Your task —
Say the number of lines containing the string "pitää", and say nothing else.

Dataset items:

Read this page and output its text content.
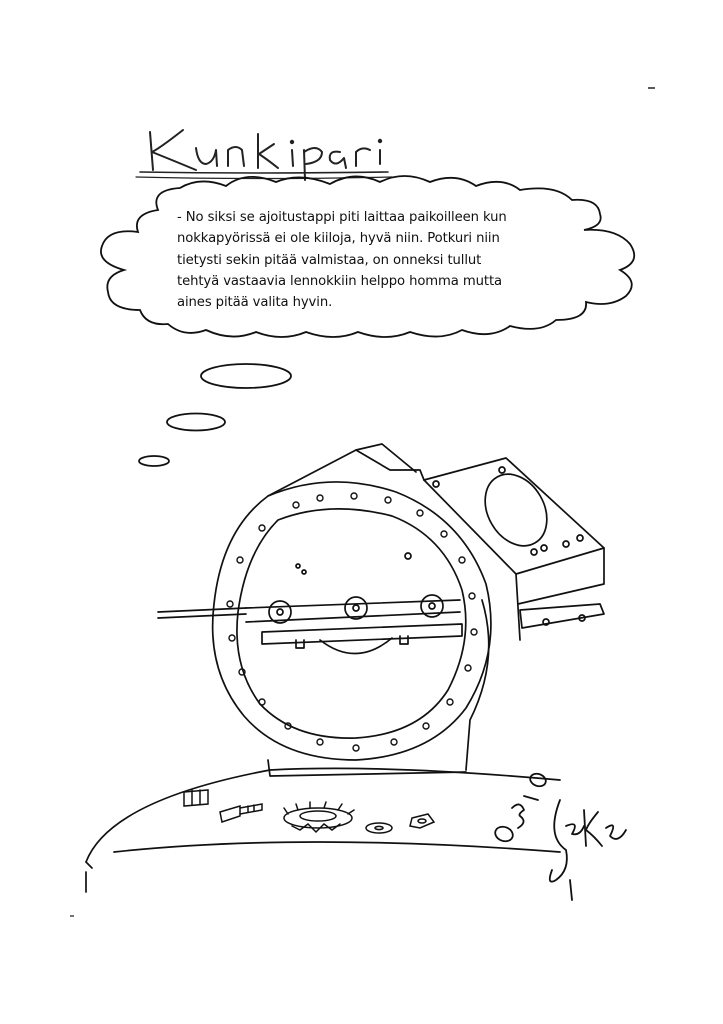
- No siksi se ajoitustappi piti laittaa paikoilleen kun
nokkapyörissä ei ole kiiloja, hyvä niin. Potkuri niin
tietysti sekin pitää valmistaa, on onneksi tullut
tehtyä vastaavia lennokkiin helppo homma mutta
aines pitää valita hyvin.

Result of this task —
2